* **Problem requirements**: Your task is to extract every entry that follows word for word while excluding the pictures.

---*---

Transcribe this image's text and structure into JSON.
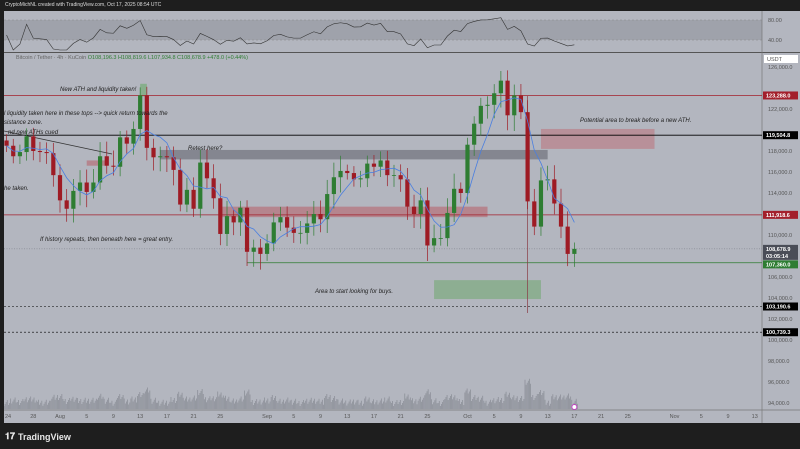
{
  "header": {
    "title": "CryptoMichNL created with TradingView.com, Oct 17, 2025 08:54 UTC",
    "symbol_line": "Bitcoin / Tether · 4h · KuCoin",
    "ohlc": {
      "open": "O108,196.3",
      "high": "H108,819.6",
      "low": "L107,934.8",
      "close": "C108,678.9",
      "change": "+478.0 (+0.44%)"
    },
    "currency": "USDT",
    "countdown": "03:05:14"
  },
  "footer": {
    "brand": "TradingView",
    "logo_icon": "tradingview-logo-icon"
  },
  "colors": {
    "background": "#b3b6bf",
    "up": "#2e7d32",
    "down": "#9e1b24",
    "ma": "#4a7fe0",
    "resistance": "#a31f2b",
    "support": "#2e7d32"
  },
  "chart_data": {
    "type": "candlestick",
    "symbol": "BTC/USDT",
    "timeframe": "4h",
    "x": [
      "Jul 24",
      "Jul 25",
      "Jul 26",
      "Jul 27",
      "Jul 28",
      "Jul 29",
      "Jul 30",
      "Jul 31",
      "Aug 1",
      "Aug 2",
      "Aug 3",
      "Aug 4",
      "Aug 5",
      "Aug 6",
      "Aug 7",
      "Aug 8",
      "Aug 9",
      "Aug 10",
      "Aug 11",
      "Aug 12",
      "Aug 13",
      "Aug 14",
      "Aug 15",
      "Aug 16",
      "Aug 17",
      "Aug 18",
      "Aug 19",
      "Aug 20",
      "Aug 21",
      "Aug 22",
      "Aug 23",
      "Aug 24",
      "Aug 25",
      "Aug 26",
      "Aug 27",
      "Aug 28",
      "Aug 29",
      "Aug 30",
      "Aug 31",
      "Sep 1",
      "Sep 2",
      "Sep 3",
      "Sep 4",
      "Sep 5",
      "Sep 6",
      "Sep 7",
      "Sep 8",
      "Sep 9",
      "Sep 10",
      "Sep 11",
      "Sep 12",
      "Sep 13",
      "Sep 14",
      "Sep 15",
      "Sep 16",
      "Sep 17",
      "Sep 18",
      "Sep 19",
      "Sep 20",
      "Sep 21",
      "Sep 22",
      "Sep 23",
      "Sep 24",
      "Sep 25",
      "Sep 26",
      "Sep 27",
      "Sep 28",
      "Sep 29",
      "Sep 30",
      "Oct 1",
      "Oct 2",
      "Oct 3",
      "Oct 4",
      "Oct 5",
      "Oct 6",
      "Oct 7",
      "Oct 8",
      "Oct 9",
      "Oct 10",
      "Oct 11",
      "Oct 12",
      "Oct 13",
      "Oct 14",
      "Oct 15",
      "Oct 16",
      "Oct 17"
    ],
    "close": [
      118500,
      117500,
      117900,
      119400,
      118000,
      117900,
      117800,
      115700,
      113300,
      112500,
      114200,
      115000,
      114100,
      115000,
      117500,
      116600,
      116500,
      119300,
      118700,
      120100,
      123300,
      118300,
      117400,
      117500,
      117400,
      116200,
      112900,
      114300,
      112500,
      116900,
      115400,
      113500,
      110100,
      111800,
      111200,
      112600,
      108400,
      108800,
      108200,
      109200,
      111200,
      111700,
      110700,
      110200,
      110200,
      111100,
      112000,
      111500,
      113900,
      115500,
      116100,
      115900,
      115300,
      115400,
      116800,
      116500,
      117100,
      115700,
      115700,
      115300,
      112700,
      112000,
      113300,
      109000,
      109700,
      109700,
      112100,
      114400,
      114000,
      118600,
      120600,
      122300,
      122400,
      123500,
      124700,
      121400,
      123300,
      121700,
      113200,
      110800,
      115200,
      115300,
      113000,
      110800,
      108200,
      108679
    ],
    "y_ticks": [
      126000,
      124000,
      122000,
      120000,
      118000,
      116000,
      114000,
      112000,
      110000,
      108000,
      106000,
      104000,
      102000,
      100000,
      98000,
      96000,
      94000
    ],
    "y_range": [
      93500,
      127000
    ],
    "x_tick_labels": [
      "24",
      "28",
      "Aug",
      "5",
      "9",
      "13",
      "17",
      "21",
      "25",
      "Sep",
      "5",
      "9",
      "13",
      "17",
      "21",
      "25",
      "Oct",
      "5",
      "9",
      "13",
      "17",
      "21",
      "25",
      "Nov",
      "5",
      "9",
      "13"
    ],
    "rsi_ticks": [
      "80.00",
      "40.00"
    ],
    "price_levels": [
      {
        "value": 123288.0,
        "label": "123,288.0",
        "color": "#a31f2b",
        "style": "solid"
      },
      {
        "value": 119504.8,
        "label": "119,504.8",
        "color": "#000000",
        "style": "solid"
      },
      {
        "value": 111918.6,
        "label": "111,918.6",
        "color": "#a31f2b",
        "style": "solid"
      },
      {
        "value": 108678.9,
        "label": "108,678.9",
        "color": "#4a4d57",
        "style": "dotted"
      },
      {
        "value": 107360.0,
        "label": "107,360.0",
        "color": "#2e7d32",
        "style": "solid"
      },
      {
        "value": 103190.6,
        "label": "103,190.6",
        "color": "#000000",
        "style": "dashed"
      },
      {
        "value": 100739.3,
        "label": "100,739.3",
        "color": "#000000",
        "style": "dashed"
      }
    ],
    "zones": [
      {
        "from": "Aug 13",
        "to": "Aug 14",
        "low": 123200,
        "high": 124400,
        "color": "#7fae82"
      },
      {
        "from": "Aug 5",
        "to": "Aug 8",
        "low": 116600,
        "high": 117100,
        "color": "#b57d85"
      },
      {
        "from": "Aug 16",
        "to": "Oct 13",
        "low": 117200,
        "high": 118100,
        "color": "#7b7e87"
      },
      {
        "from": "Aug 25",
        "to": "Oct 4",
        "low": 111700,
        "high": 112700,
        "color": "#b57d85"
      },
      {
        "from": "Oct 12",
        "to": "Oct 29",
        "low": 118200,
        "high": 120100,
        "color": "#b98a92"
      },
      {
        "from": "Sep 26",
        "to": "Oct 12",
        "low": 103900,
        "high": 105700,
        "color": "#86ad89"
      }
    ],
    "annotations": [
      "New ATH and liquidity taken!",
      "l liquidity taken here in these tops --> quick return towards the",
      "sistance zone.",
      "nd new ATHs cued",
      "he taken.",
      "Retest here?",
      "If history repeats, then beneath here = great entry.",
      "Area to start looking for buys.",
      "Potential area to break before a new ATH."
    ]
  }
}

---*---

* **Task result**:
Transcribe this image's text and structure into JSON.
{
  "header": {
    "title": "CryptoMichNL created with TradingView.com, Oct 17, 2025 08:54 UTC",
    "symbol_line": "Bitcoin / Tether · 4h · KuCoin",
    "ohlc": {
      "open": "O108,196.3",
      "high": "H108,819.6",
      "low": "L107,934.8",
      "close": "C108,678.9",
      "change": "+478.0 (+0.44%)"
    },
    "currency": "USDT",
    "countdown": "03:05:14"
  },
  "footer": {
    "brand": "TradingView",
    "logo_icon": "tradingview-logo-icon"
  },
  "colors": {
    "background": "#b3b6bf",
    "up": "#2e7d32",
    "down": "#9e1b24",
    "ma": "#4a7fe0",
    "resistance": "#a31f2b",
    "support": "#2e7d32"
  },
  "chart_data": {
    "type": "candlestick",
    "symbol": "BTC/USDT",
    "timeframe": "4h",
    "x": [
      "Jul 24",
      "Jul 25",
      "Jul 26",
      "Jul 27",
      "Jul 28",
      "Jul 29",
      "Jul 30",
      "Jul 31",
      "Aug 1",
      "Aug 2",
      "Aug 3",
      "Aug 4",
      "Aug 5",
      "Aug 6",
      "Aug 7",
      "Aug 8",
      "Aug 9",
      "Aug 10",
      "Aug 11",
      "Aug 12",
      "Aug 13",
      "Aug 14",
      "Aug 15",
      "Aug 16",
      "Aug 17",
      "Aug 18",
      "Aug 19",
      "Aug 20",
      "Aug 21",
      "Aug 22",
      "Aug 23",
      "Aug 24",
      "Aug 25",
      "Aug 26",
      "Aug 27",
      "Aug 28",
      "Aug 29",
      "Aug 30",
      "Aug 31",
      "Sep 1",
      "Sep 2",
      "Sep 3",
      "Sep 4",
      "Sep 5",
      "Sep 6",
      "Sep 7",
      "Sep 8",
      "Sep 9",
      "Sep 10",
      "Sep 11",
      "Sep 12",
      "Sep 13",
      "Sep 14",
      "Sep 15",
      "Sep 16",
      "Sep 17",
      "Sep 18",
      "Sep 19",
      "Sep 20",
      "Sep 21",
      "Sep 22",
      "Sep 23",
      "Sep 24",
      "Sep 25",
      "Sep 26",
      "Sep 27",
      "Sep 28",
      "Sep 29",
      "Sep 30",
      "Oct 1",
      "Oct 2",
      "Oct 3",
      "Oct 4",
      "Oct 5",
      "Oct 6",
      "Oct 7",
      "Oct 8",
      "Oct 9",
      "Oct 10",
      "Oct 11",
      "Oct 12",
      "Oct 13",
      "Oct 14",
      "Oct 15",
      "Oct 16",
      "Oct 17"
    ],
    "close": [
      118500,
      117500,
      117900,
      119400,
      118000,
      117900,
      117800,
      115700,
      113300,
      112500,
      114200,
      115000,
      114100,
      115000,
      117500,
      116600,
      116500,
      119300,
      118700,
      120100,
      123300,
      118300,
      117400,
      117500,
      117400,
      116200,
      112900,
      114300,
      112500,
      116900,
      115400,
      113500,
      110100,
      111800,
      111200,
      112600,
      108400,
      108800,
      108200,
      109200,
      111200,
      111700,
      110700,
      110200,
      110200,
      111100,
      112000,
      111500,
      113900,
      115500,
      116100,
      115900,
      115300,
      115400,
      116800,
      116500,
      117100,
      115700,
      115700,
      115300,
      112700,
      112000,
      113300,
      109000,
      109700,
      109700,
      112100,
      114400,
      114000,
      118600,
      120600,
      122300,
      122400,
      123500,
      124700,
      121400,
      123300,
      121700,
      113200,
      110800,
      115200,
      115300,
      113000,
      110800,
      108200,
      108679
    ],
    "y_ticks": [
      126000,
      124000,
      122000,
      120000,
      118000,
      116000,
      114000,
      112000,
      110000,
      108000,
      106000,
      104000,
      102000,
      100000,
      98000,
      96000,
      94000
    ],
    "y_range": [
      93500,
      127000
    ],
    "x_tick_labels": [
      "24",
      "28",
      "Aug",
      "5",
      "9",
      "13",
      "17",
      "21",
      "25",
      "Sep",
      "5",
      "9",
      "13",
      "17",
      "21",
      "25",
      "Oct",
      "5",
      "9",
      "13",
      "17",
      "21",
      "25",
      "Nov",
      "5",
      "9",
      "13"
    ],
    "rsi_ticks": [
      "80.00",
      "40.00"
    ],
    "price_levels": [
      {
        "value": 123288.0,
        "label": "123,288.0",
        "color": "#a31f2b",
        "style": "solid"
      },
      {
        "value": 119504.8,
        "label": "119,504.8",
        "color": "#000000",
        "style": "solid"
      },
      {
        "value": 111918.6,
        "label": "111,918.6",
        "color": "#a31f2b",
        "style": "solid"
      },
      {
        "value": 108678.9,
        "label": "108,678.9",
        "color": "#4a4d57",
        "style": "dotted"
      },
      {
        "value": 107360.0,
        "label": "107,360.0",
        "color": "#2e7d32",
        "style": "solid"
      },
      {
        "value": 103190.6,
        "label": "103,190.6",
        "color": "#000000",
        "style": "dashed"
      },
      {
        "value": 100739.3,
        "label": "100,739.3",
        "color": "#000000",
        "style": "dashed"
      }
    ],
    "zones": [
      {
        "from": "Aug 13",
        "to": "Aug 14",
        "low": 123200,
        "high": 124400,
        "color": "#7fae82"
      },
      {
        "from": "Aug 5",
        "to": "Aug 8",
        "low": 116600,
        "high": 117100,
        "color": "#b57d85"
      },
      {
        "from": "Aug 16",
        "to": "Oct 13",
        "low": 117200,
        "high": 118100,
        "color": "#7b7e87"
      },
      {
        "from": "Aug 25",
        "to": "Oct 4",
        "low": 111700,
        "high": 112700,
        "color": "#b57d85"
      },
      {
        "from": "Oct 12",
        "to": "Oct 29",
        "low": 118200,
        "high": 120100,
        "color": "#b98a92"
      },
      {
        "from": "Sep 26",
        "to": "Oct 12",
        "low": 103900,
        "high": 105700,
        "color": "#86ad89"
      }
    ],
    "annotations": [
      "New ATH and liquidity taken!",
      "l liquidity taken here in these tops --> quick return towards the",
      "sistance zone.",
      "nd new ATHs cued",
      "he taken.",
      "Retest here?",
      "If history repeats, then beneath here = great entry.",
      "Area to start looking for buys.",
      "Potential area to break before a new ATH."
    ]
  }
}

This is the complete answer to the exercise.